Start of INPUT DATA

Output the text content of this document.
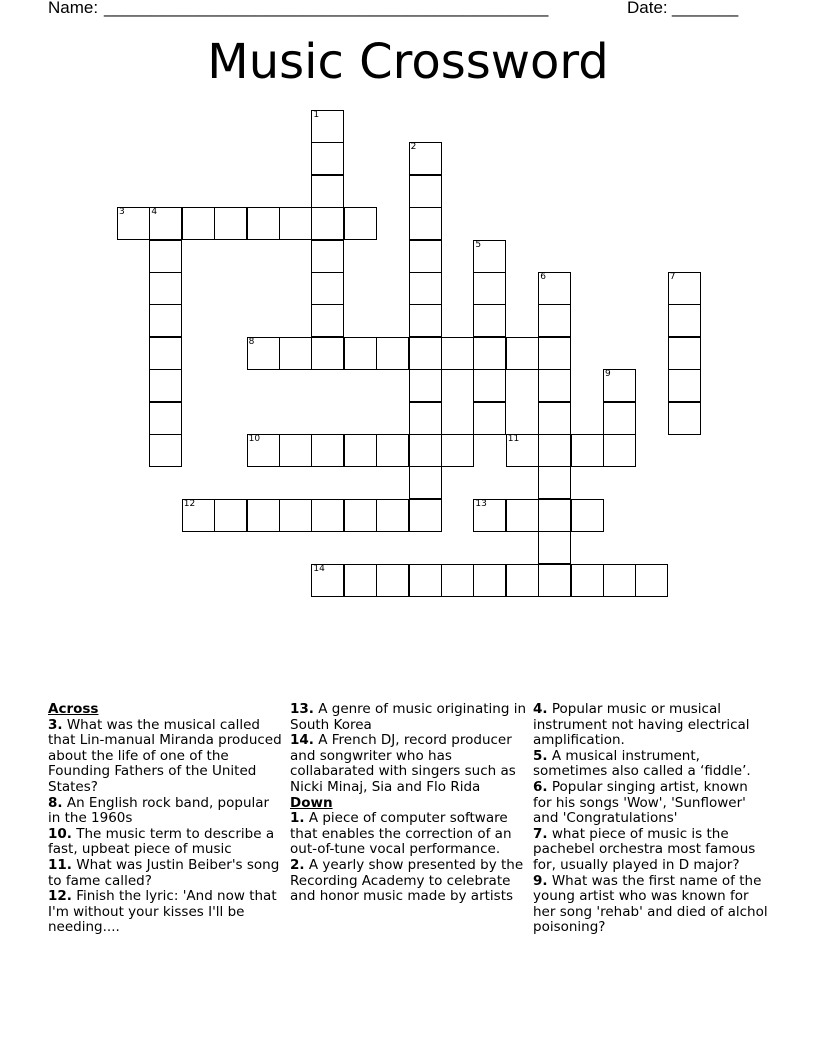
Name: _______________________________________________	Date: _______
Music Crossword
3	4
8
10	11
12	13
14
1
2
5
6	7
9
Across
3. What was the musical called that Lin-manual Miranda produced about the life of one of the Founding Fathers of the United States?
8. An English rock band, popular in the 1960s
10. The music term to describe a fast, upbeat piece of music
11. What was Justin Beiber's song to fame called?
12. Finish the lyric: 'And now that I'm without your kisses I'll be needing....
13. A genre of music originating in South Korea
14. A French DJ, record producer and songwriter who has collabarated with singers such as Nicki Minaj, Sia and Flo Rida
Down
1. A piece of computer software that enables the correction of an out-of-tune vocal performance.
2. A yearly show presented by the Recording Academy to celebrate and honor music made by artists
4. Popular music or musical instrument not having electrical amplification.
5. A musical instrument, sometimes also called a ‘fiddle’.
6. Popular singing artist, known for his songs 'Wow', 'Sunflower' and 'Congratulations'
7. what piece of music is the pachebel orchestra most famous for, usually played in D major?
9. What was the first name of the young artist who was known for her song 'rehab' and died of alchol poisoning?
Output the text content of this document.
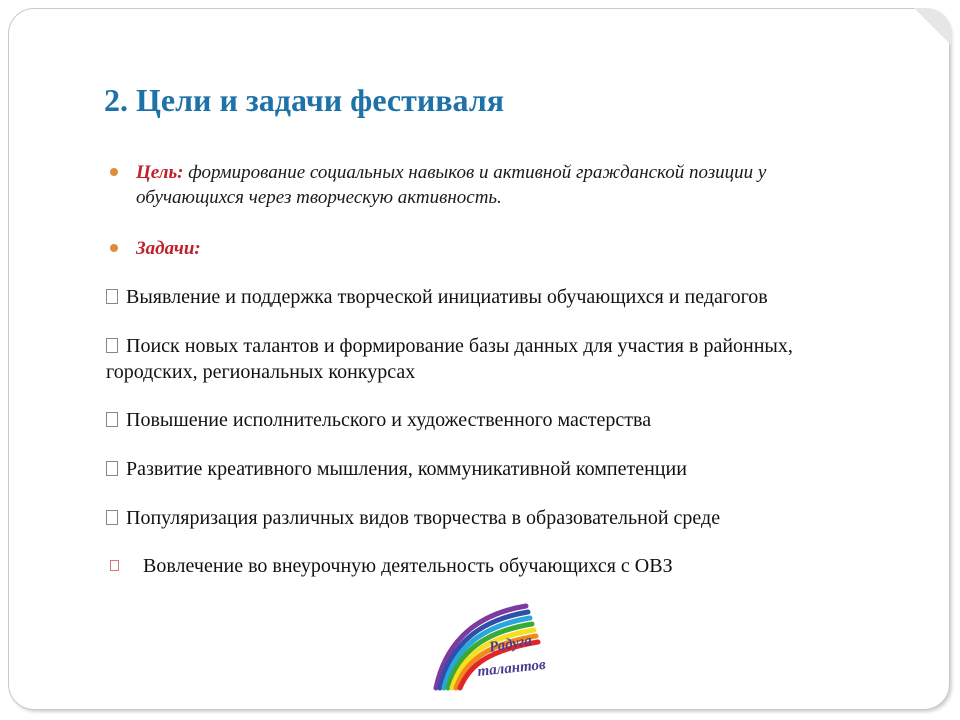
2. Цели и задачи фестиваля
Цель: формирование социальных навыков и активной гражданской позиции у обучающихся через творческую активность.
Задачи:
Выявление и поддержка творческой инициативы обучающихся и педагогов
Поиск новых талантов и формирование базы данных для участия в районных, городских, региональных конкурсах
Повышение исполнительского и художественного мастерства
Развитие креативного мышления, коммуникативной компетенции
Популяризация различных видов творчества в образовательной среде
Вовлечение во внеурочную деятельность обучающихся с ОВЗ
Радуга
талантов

End of INPUT DATA

WHAT YOU SHOULD DO:
Gather up, from the records above, each line where the word "that" appears.

WRITTEN SOLUTION:
3. What was the musical called that Lin-manual Miranda produced about the life of one of the Founding Fathers of the United States?
12. Finish the lyric: 'And now that I'm without your kisses I'll be needing....
1. A piece of computer software that enables the correction of an out-of-tune vocal performance.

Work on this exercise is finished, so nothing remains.